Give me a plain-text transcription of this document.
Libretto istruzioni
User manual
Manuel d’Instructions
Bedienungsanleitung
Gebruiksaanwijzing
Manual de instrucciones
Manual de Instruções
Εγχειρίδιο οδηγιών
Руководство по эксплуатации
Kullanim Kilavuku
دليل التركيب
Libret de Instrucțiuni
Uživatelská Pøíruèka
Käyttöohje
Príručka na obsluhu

____

(Work to complete)
Repeat all entries. Match them exactly.

(Worked answer)
Give me a plain-text transcription of this document.
Libretto istruzioni
User manual
Manuel d’Instructions
Bedienungsanleitung
Gebruiksaanwijzing
Manual de instrucciones
Manual de Instruções
Εγχειρίδιο οδηγιών
Руководство по эксплуатации
Kullanim Kilavuku
دليل التركيب
Libret de Instrucțiuni
Uživatelská Pøíruèka
Käyttöohje
Príručka na obsluhu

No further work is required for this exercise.